╭─ Brano scelto

5. Dopo l’eccidio di Scitopoli, anche nelle altre città si verificarono violenze e uccisioni a danno dei giudei residenti in ciascuna di esse; gli Ascaloniti ne uccisero duemila e cinquecento, quelli di Tolemaide duemila, e non pochi ne gettarono in catene. Anche i Tiri ne uccisero un gran numero e più ancora ne rinchiusero in prigione; così pure quelli di Ippo e di Gadara ammazzarono i più facinorosi e misero in carcere i meno pericolosi, e lo stesso fecero tutte le altre città della Siria a seconda dell’avversione o della paura che provavano per i giudei….

50.000 giudei assassinati ad Alessandria (66 d. C.)   (ii: xviii: 8)

8. Questi, visto che  senza una grossa batosta i rivoluzionari non avrebbero smesso, inviò contro di loro le due legioni romane accasermate in città e, insieme, duemila soldati che per combinazione erano allora arrivati dall’Africa per completare la rovina dei giudei; concesse loro non soltanto di uccidere, ma anche di saccheggiare i beni dei giudei e di bruciarne le case.  Le truppe mossero all’attacco del quartiere chiamato Delta, dove abitavano i giudei, ed eseguirono gli ordini, ma non senza subire perdite; infatti i giudei essendosi radunati, e collocati in prima fila quelli dei loro che erano meglio armati, resistettero assai a lungo, poi, una volta piegati, subirono un’immensa strage.  Ne morirono in tutte le maniere, alcuni catturati in campo aperto, ed altri stipati dentro le case. I romani, dopo aver saccheggiato quanto contenevano, vi appiccarono il fuoco e non ebbero pietà dei bambini, né vergogna per i vecchi, ma uccisero tutti senza distinzione d’età, sì che tutto il quartiere fu inondato di sangue e si ammonticchiarono cinquantamila cadaveri; anche i superstiti sarebbero stati trucidati, se non avessero implorato pietà. Alessandro ne ebbe compassione e comandò ai romani di ritirarsi. Questi, che erano avvezzi all’obbedienza, appena udito il segnale abbandonarono la mischia, ma il popolino di Alessandria, per il grande odio che aveva contro i giudei, non fu facile richiamarlo e a fatica si poté staccarlo dai cadaveri. 

Giovanni di Giscala    (ii: xxi: 1)

1. Mentre Giuseppe così organizzava la difesa in Galilea, gli si levò contro un intrigante di Giscala di nome Giovanni, figlio di Levi, il più farabutto e il più astuto fra tutti quelli famosi per simili pessime qualità. Povero dapprincipio, e per lungo tempo impedito dal mal fare proprio dalla sua povertà, pronto a mentire, abile nel far credere alle sue menzogne, egli considerava l’inganno una virtù e se ne serviva anche contro le persone più care, e mentre fingeva mitezza era prontissimo a uccidere anche solo per la speranza di un guadagno. Sempre bramoso di grandezza, ma capace di realizzare i suoi progetti soltanto con piccoli colpi perché era un bandito solitario, più tardi trovò anche compagnia per il suo vivere criminoso, piccola dapprima, poi sempre più numerosa. Aveva cura di non accogliere nessuno che potesse facilmente esser preso, ma sceglieva gli individui che si distinguevano per prestanza, coraggio ed esperienza di guerre, finché radunò una banda di quattrocento uomini, che per lo più si erano dati alla macchia provenendo dalla regione di Tiro e dai villaggi vicini.  Alla loro testa saccheggiò tutta la Galilea e vessò le masse che erano già preoccupate per la guerra imminente.

╰─
╭─ Estratti dei dati

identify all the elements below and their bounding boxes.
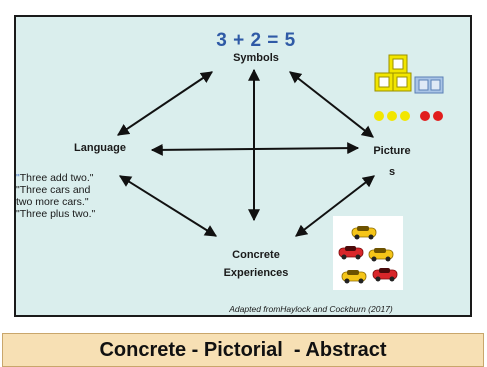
node-concrete-experiences: Concrete Experiences — [223, 249, 289, 279]
quote-line: "Three plus two." — [16, 208, 96, 220]
node-pictures: Picture s — [373, 145, 411, 178]
arrow-language-pictures — [150, 142, 360, 156]
equation-title: 3 + 2 = 5 — [216, 30, 296, 51]
arrow-symbols-language — [117, 71, 213, 136]
banner-title: Concrete - Pictorial - Abstract — [99, 339, 387, 361]
yellow-car-icon — [351, 226, 377, 240]
quote-line: "Three cars and — [16, 184, 91, 196]
cpa-banner: Concrete - Pictorial - Abstract — [2, 333, 484, 367]
yellow-car-icon — [341, 270, 367, 284]
counter-dots-icon — [374, 111, 443, 121]
red-car-icon — [372, 268, 398, 282]
node-symbols: Symbols — [233, 52, 279, 64]
red-car-icon — [338, 246, 364, 260]
arrow-symbols-pictures — [289, 71, 374, 138]
yellow-car-icon — [368, 248, 394, 262]
arrow-language-concrete — [118, 175, 218, 237]
blocks-picture-icon — [374, 54, 444, 94]
node-language: Language — [74, 142, 126, 154]
language-examples: "Three add two." "Three cars and two mor… — [16, 172, 126, 220]
quote-line: two more cars." — [16, 196, 89, 208]
source-credit: Adapted fromHaylock and Cockburn (2017) — [229, 304, 393, 314]
arrow-pictures-concrete — [295, 175, 375, 237]
toy-cars-image — [333, 216, 403, 290]
quote-line: "Three add two." — [16, 172, 94, 184]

╰─

Scopo del compito =
Puoi riscrivere il brano cominciando da "5. Dopo l’eccidio" e proseguendo fino a "C.)   (ii: xviii: 8)", cambiando "catene" in "ceppi"?

Soluzione proposta =
5. Dopo l’eccidio di Scitopoli, anche nelle altre città si verificarono violenze e uccisioni a danno dei giudei residenti in ciascuna di esse; gli Ascaloniti ne uccisero duemila e cinquecento, quelli di Tolemaide duemila, e non pochi ne gettarono in ceppi. Anche i Tiri ne uccisero un gran numero e più ancora ne rinchiusero in prigione; così pure quelli di Ippo e di Gadara ammazzarono i più facinorosi e misero in carcere i meno pericolosi, e lo stesso fecero tutte le altre città della Siria a seconda dell’avversione o della paura che provavano per i giudei….

50.000 giudei assassinati ad Alessandria (66 d. C.)   (ii: xviii: 8)